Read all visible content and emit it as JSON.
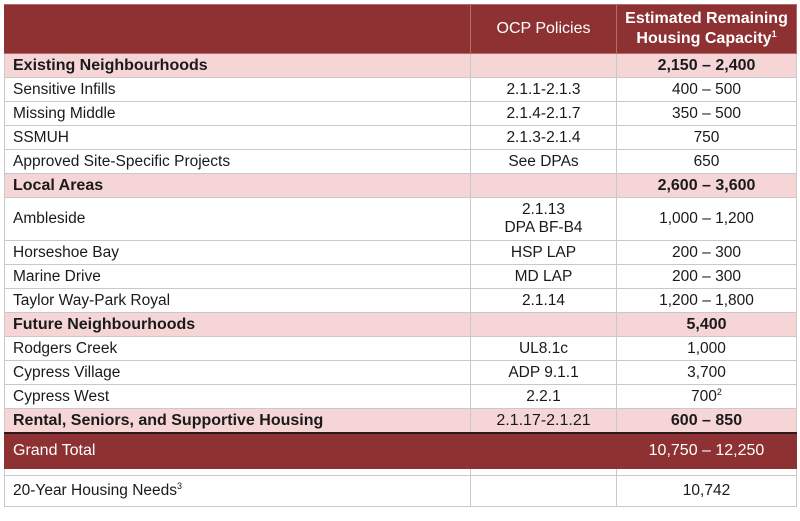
{
  "header": {
    "col1": "",
    "col2": "OCP Policies",
    "col3_line1": "Estimated Remaining",
    "col3_line2": "Housing Capacity",
    "col3_sup": "1"
  },
  "sections": [
    {
      "name": "Existing Neighbourhoods",
      "policy": "",
      "capacity": "2,150 – 2,400",
      "rows": [
        {
          "name": "Sensitive Infills",
          "policy": "2.1.1-2.1.3",
          "capacity": "400 – 500"
        },
        {
          "name": "Missing Middle",
          "policy": "2.1.4-2.1.7",
          "capacity": "350 – 500"
        },
        {
          "name": "SSMUH",
          "policy": "2.1.3-2.1.4",
          "capacity": "750"
        },
        {
          "name": "Approved Site-Specific Projects",
          "policy": "See DPAs",
          "capacity": "650"
        }
      ]
    },
    {
      "name": "Local Areas",
      "policy": "",
      "capacity": "2,600 – 3,600",
      "rows": [
        {
          "name": "Ambleside",
          "policy_line1": "2.1.13",
          "policy_line2": "DPA BF-B4",
          "capacity": "1,000 – 1,200"
        },
        {
          "name": "Horseshoe Bay",
          "policy": "HSP LAP",
          "capacity": "200 – 300"
        },
        {
          "name": "Marine Drive",
          "policy": "MD LAP",
          "capacity": "200 – 300"
        },
        {
          "name": "Taylor Way-Park Royal",
          "policy": "2.1.14",
          "capacity": "1,200 – 1,800"
        }
      ]
    },
    {
      "name": "Future Neighbourhoods",
      "policy": "",
      "capacity": "5,400",
      "rows": [
        {
          "name": "Rodgers Creek",
          "policy": "UL8.1c",
          "capacity": "1,000"
        },
        {
          "name": "Cypress Village",
          "policy": "ADP 9.1.1",
          "capacity": "3,700"
        },
        {
          "name": "Cypress West",
          "policy": "2.2.1",
          "capacity": "700",
          "capacity_sup": "2"
        }
      ]
    },
    {
      "name": "Rental, Seniors, and Supportive Housing",
      "policy": "2.1.17-2.1.21",
      "capacity": "600 – 850",
      "rows": []
    }
  ],
  "grand_total": {
    "name": "Grand Total",
    "policy": "",
    "capacity": "10,750 – 12,250"
  },
  "needs": {
    "name": "20-Year Housing Needs",
    "name_sup": "3",
    "policy": "",
    "capacity": "10,742"
  },
  "colors": {
    "header_bg": "#8e3132",
    "section_bg": "#f5d5d5"
  }
}
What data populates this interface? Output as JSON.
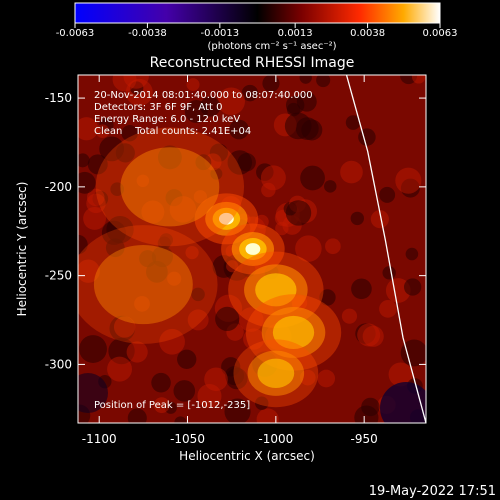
{
  "colorbar": {
    "ticks": [
      {
        "value": -0.0063,
        "label": "-0.0063"
      },
      {
        "value": -0.0038,
        "label": "-0.0038"
      },
      {
        "value": -0.0013,
        "label": "-0.0013"
      },
      {
        "value": 0.0013,
        "label": "0.0013"
      },
      {
        "value": 0.0038,
        "label": "0.0038"
      },
      {
        "value": 0.0063,
        "label": "0.0063"
      }
    ],
    "range": [
      -0.0063,
      0.0063
    ],
    "units": "(photons cm⁻² s⁻¹ asec⁻²)",
    "colors": [
      "#0000ff",
      "#4400aa",
      "#000000",
      "#7a0000",
      "#ff2a00",
      "#ffaa00",
      "#ffffff"
    ]
  },
  "title": "Reconstructed RHESSI Image",
  "annotations": {
    "time": "20-Nov-2014 08:01:40.000 to 08:07:40.000",
    "detectors": "Detectors: 3F 6F 9F, Att 0",
    "energy": "Energy Range: 6.0 - 12.0 keV",
    "clean": "Clean    Total counts: 2.41E+04",
    "peak": "Position of Peak = [-1012,-235]"
  },
  "axes": {
    "xlabel": "Heliocentric X (arcsec)",
    "ylabel": "Heliocentric Y (arcsec)",
    "xticks": [
      {
        "value": -1100,
        "label": "-1100"
      },
      {
        "value": -1050,
        "label": "-1050"
      },
      {
        "value": -1000,
        "label": "-1000"
      },
      {
        "value": -950,
        "label": "-950"
      }
    ],
    "yticks": [
      {
        "value": -150,
        "label": "-150"
      },
      {
        "value": -200,
        "label": "-200"
      },
      {
        "value": -250,
        "label": "-250"
      },
      {
        "value": -300,
        "label": "-300"
      }
    ],
    "xlim": [
      -1112,
      -915
    ],
    "ylim": [
      -333,
      -137
    ]
  },
  "sources": [
    {
      "x": -1028,
      "y": -218,
      "intensity": 1.0,
      "sigma": 6
    },
    {
      "x": -1013,
      "y": -235,
      "intensity": 1.0,
      "sigma": 6
    },
    {
      "x": -1000,
      "y": -258,
      "intensity": 0.55,
      "sigma": 9
    },
    {
      "x": -990,
      "y": -282,
      "intensity": 0.5,
      "sigma": 9
    },
    {
      "x": -1000,
      "y": -305,
      "intensity": 0.45,
      "sigma": 8
    },
    {
      "x": -1060,
      "y": -200,
      "intensity": 0.35,
      "sigma": 14
    },
    {
      "x": -1075,
      "y": -255,
      "intensity": 0.3,
      "sigma": 14
    }
  ],
  "limb": [
    {
      "x": -960,
      "y": -137
    },
    {
      "x": -948,
      "y": -180
    },
    {
      "x": -938,
      "y": -230
    },
    {
      "x": -928,
      "y": -285
    },
    {
      "x": -915,
      "y": -333
    }
  ],
  "footer": {
    "timestamp": "19-May-2022 17:51"
  }
}
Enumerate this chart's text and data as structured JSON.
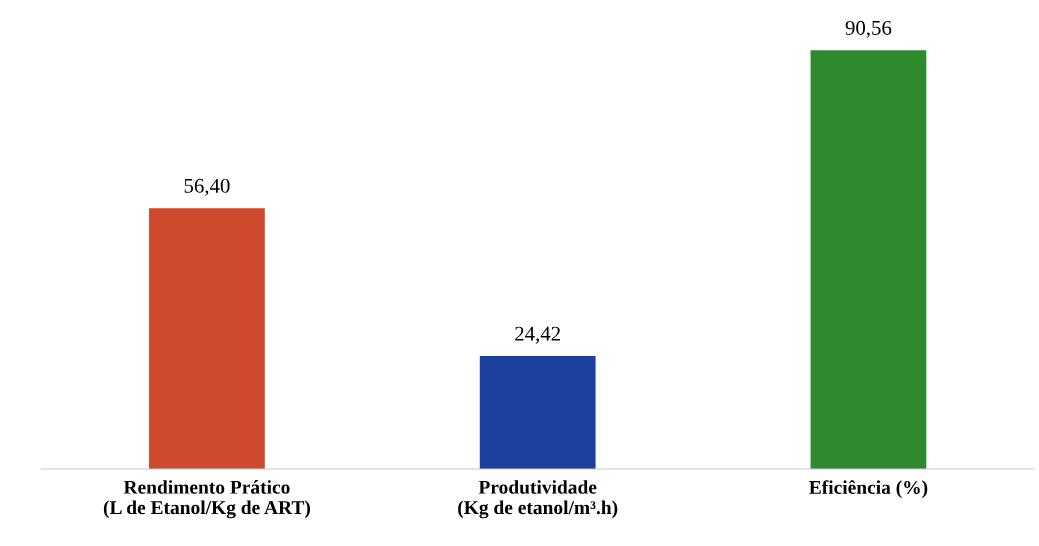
{
  "chart_data": {
    "type": "bar",
    "categories": [
      "Rendimento Prático\n(L de Etanol/Kg de ART)",
      "Produtividade\n(Kg de etanol/m³.h)",
      "Eficiência (%)"
    ],
    "values": [
      56.4,
      24.42,
      90.56
    ],
    "colors": [
      "#cf4a2c",
      "#1d3f9e",
      "#2f8a2f"
    ],
    "value_labels": [
      "56,40",
      "24,42",
      "90,56"
    ],
    "tick_labels": "x",
    "grid": false,
    "legend": false
  }
}
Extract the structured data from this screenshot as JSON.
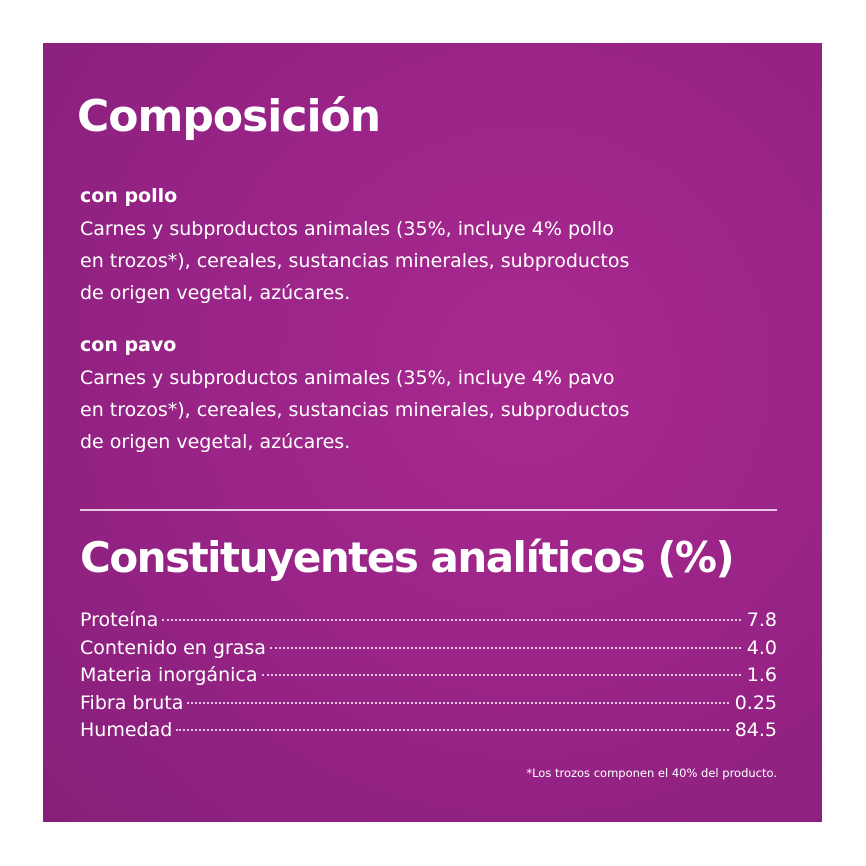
{
  "composition": {
    "title": "Composición",
    "variants": [
      {
        "name": "con pollo",
        "lines": [
          "Carnes y subproductos animales (35%, incluye 4% pollo",
          "en trozos*), cereales, sustancias minerales, subproductos",
          "de origen vegetal, azúcares."
        ]
      },
      {
        "name": "con pavo",
        "lines": [
          "Carnes y subproductos animales (35%, incluye 4% pavo",
          "en trozos*), cereales, sustancias minerales, subproductos",
          "de origen vegetal, azúcares."
        ]
      }
    ]
  },
  "analytics": {
    "title": "Constituyentes analíticos (%)",
    "rows": [
      {
        "label": "Proteína",
        "value": "7.8"
      },
      {
        "label": "Contenido en grasa",
        "value": "4.0"
      },
      {
        "label": "Materia inorgánica",
        "value": "1.6"
      },
      {
        "label": "Fibra bruta",
        "value": "0.25"
      },
      {
        "label": "Humedad",
        "value": "84.5"
      }
    ]
  },
  "footnote": "*Los trozos componen el 40% del producto.",
  "colors": {
    "panel": "#9b2488",
    "text": "#ffffff",
    "page": "#ffffff"
  }
}
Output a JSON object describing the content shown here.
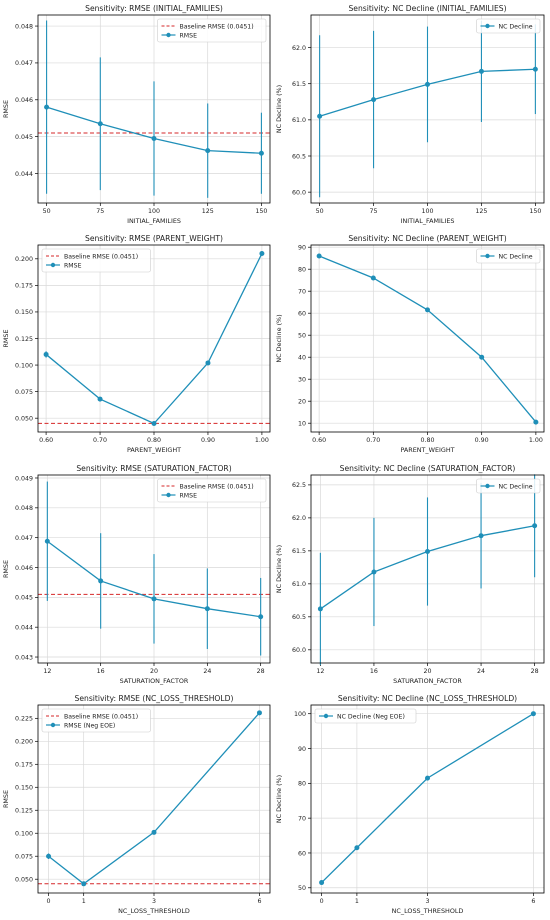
·····
**Exercise directions**
Skip the images and write out the rest of the listing exactly.

**Result of the task**
Read all visible content and emit it as JSON.
{
  "header": {
    "col1": "",
    "col2": "OCP Policies",
    "col3_line1": "Estimated Remaining",
    "col3_line2": "Housing Capacity",
    "col3_sup": "1"
  },
  "sections": [
    {
      "name": "Existing Neighbourhoods",
      "policy": "",
      "capacity": "2,150 – 2,400",
      "rows": [
        {
          "name": "Sensitive Infills",
          "policy": "2.1.1-2.1.3",
          "capacity": "400 – 500"
        },
        {
          "name": "Missing Middle",
          "policy": "2.1.4-2.1.7",
          "capacity": "350 – 500"
        },
        {
          "name": "SSMUH",
          "policy": "2.1.3-2.1.4",
          "capacity": "750"
        },
        {
          "name": "Approved Site-Specific Projects",
          "policy": "See DPAs",
          "capacity": "650"
        }
      ]
    },
    {
      "name": "Local Areas",
      "policy": "",
      "capacity": "2,600 – 3,600",
      "rows": [
        {
          "name": "Ambleside",
          "policy_line1": "2.1.13",
          "policy_line2": "DPA BF-B4",
          "capacity": "1,000 – 1,200"
        },
        {
          "name": "Horseshoe Bay",
          "policy": "HSP LAP",
          "capacity": "200 – 300"
        },
        {
          "name": "Marine Drive",
          "policy": "MD LAP",
          "capacity": "200 – 300"
        },
        {
          "name": "Taylor Way-Park Royal",
          "policy": "2.1.14",
          "capacity": "1,200 – 1,800"
        }
      ]
    },
    {
      "name": "Future Neighbourhoods",
      "policy": "",
      "capacity": "5,400",
      "rows": [
        {
          "name": "Rodgers Creek",
          "policy": "UL8.1c",
          "capacity": "1,000"
        },
        {
          "name": "Cypress Village",
          "policy": "ADP 9.1.1",
          "capacity": "3,700"
        },
        {
          "name": "Cypress West",
          "policy": "2.2.1",
          "capacity": "700",
          "capacity_sup": "2"
        }
      ]
    },
    {
      "name": "Rental, Seniors, and Supportive Housing",
      "policy": "2.1.17-2.1.21",
      "capacity": "600 – 850",
      "rows": []
    }
  ],
  "grand_total": {
    "name": "Grand Total",
    "policy": "",
    "capacity": "10,750 – 12,250"
  },
  "needs": {
    "name": "20-Year Housing Needs",
    "name_sup": "3",
    "policy": "",
    "capacity": "10,742"
  },
  "colors": {
    "header_bg": "#8e3132",
    "section_bg": "#f5d5d5"
  }
}
What data populates this interface? Output as JSON.
{
  "colorbar": {
    "ticks": [
      {
        "value": -0.0063,
        "label": "-0.0063"
      },
      {
        "value": -0.0038,
        "label": "-0.0038"
      },
      {
        "value": -0.0013,
        "label": "-0.0013"
      },
      {
        "value": 0.0013,
        "label": "0.0013"
      },
      {
        "value": 0.0038,
        "label": "0.0038"
      },
      {
        "value": 0.0063,
        "label": "0.0063"
      }
    ],
    "range": [
      -0.0063,
      0.0063
    ],
    "units": "(photons cm⁻² s⁻¹ asec⁻²)",
    "colors": [
      "#0000ff",
      "#4400aa",
      "#000000",
      "#7a0000",
      "#ff2a00",
      "#ffaa00",
      "#ffffff"
    ]
  },
  "title": "Reconstructed RHESSI Image",
  "annotations": {
    "time": "20-Nov-2014 08:01:40.000 to 08:07:40.000",
    "detectors": "Detectors: 3F 6F 9F, Att 0",
    "energy": "Energy Range: 6.0 - 12.0 keV",
    "clean": "Clean    Total counts: 2.41E+04",
    "peak": "Position of Peak = [-1012,-235]"
  },
  "axes": {
    "xlabel": "Heliocentric X (arcsec)",
    "ylabel": "Heliocentric Y (arcsec)",
    "xticks": [
      {
        "value": -1100,
        "label": "-1100"
      },
      {
        "value": -1050,
        "label": "-1050"
      },
      {
        "value": -1000,
        "label": "-1000"
      },
      {
        "value": -950,
        "label": "-950"
      }
    ],
    "yticks": [
      {
        "value": -150,
        "label": "-150"
      },
      {
        "value": -200,
        "label": "-200"
      },
      {
        "value": -250,
        "label": "-250"
      },
      {
        "value": -300,
        "label": "-300"
      }
    ],
    "xlim": [
      -1112,
      -915
    ],
    "ylim": [
      -333,
      -137
    ]
  },
  "sources": [
    {
      "x": -1028,
      "y": -218,
      "intensity": 1.0,
      "sigma": 6
    },
    {
      "x": -1013,
      "y": -235,
      "intensity": 1.0,
      "sigma": 6
    },
    {
      "x": -1000,
      "y": -258,
      "intensity": 0.55,
      "sigma": 9
    },
    {
      "x": -990,
      "y": -282,
      "intensity": 0.5,
      "sigma": 9
    },
    {
      "x": -1000,
      "y": -305,
      "intensity": 0.45,
      "sigma": 8
    },
    {
      "x": -1060,
      "y": -200,
      "intensity": 0.35,
      "sigma": 14
    },
    {
      "x": -1075,
      "y": -255,
      "intensity": 0.3,
      "sigma": 14
    }
  ],
  "limb": [
    {
      "x": -960,
      "y": -137
    },
    {
      "x": -948,
      "y": -180
    },
    {
      "x": -938,
      "y": -230
    },
    {
      "x": -928,
      "y": -285
    },
    {
      "x": -915,
      "y": -333
    }
  ],
  "footer": {
    "timestamp": "19-May-2022 17:51"
  }
}
Enumerate this chart's text and data as structured JSON.
{
  "chart_data": {
    "type": "bar",
    "categories": [
      "Rendimento Prático\n(L de Etanol/Kg de ART)",
      "Produtividade\n(Kg de etanol/m³.h)",
      "Eficiência (%)"
    ],
    "values": [
      56.4,
      24.42,
      90.56
    ],
    "colors": [
      "#cf4a2c",
      "#1d3f9e",
      "#2f8a2f"
    ],
    "value_labels": [
      "56,40",
      "24,42",
      "90,56"
    ],
    "tick_labels": "x",
    "grid": false,
    "legend": false
  }
}
Extract the structured data from this screenshot as JSON.
{
  "composition": {
    "title": "Composición",
    "variants": [
      {
        "name": "con pollo",
        "lines": [
          "Carnes y subproductos animales (35%, incluye 4% pollo",
          "en trozos*), cereales, sustancias minerales, subproductos",
          "de origen vegetal, azúcares."
        ]
      },
      {
        "name": "con pavo",
        "lines": [
          "Carnes y subproductos animales (35%, incluye 4% pavo",
          "en trozos*), cereales, sustancias minerales, subproductos",
          "de origen vegetal, azúcares."
        ]
      }
    ]
  },
  "analytics": {
    "title": "Constituyentes analíticos (%)",
    "rows": [
      {
        "label": "Proteína",
        "value": "7.8"
      },
      {
        "label": "Contenido en grasa",
        "value": "4.0"
      },
      {
        "label": "Materia inorgánica",
        "value": "1.6"
      },
      {
        "label": "Fibra bruta",
        "value": "0.25"
      },
      {
        "label": "Humedad",
        "value": "84.5"
      }
    ]
  },
  "footnote": "*Los trozos componen el 40% del producto.",
  "colors": {
    "panel": "#9b2488",
    "text": "#ffffff",
    "page": "#ffffff"
  }
}
Output a JSON object describing the content shown here.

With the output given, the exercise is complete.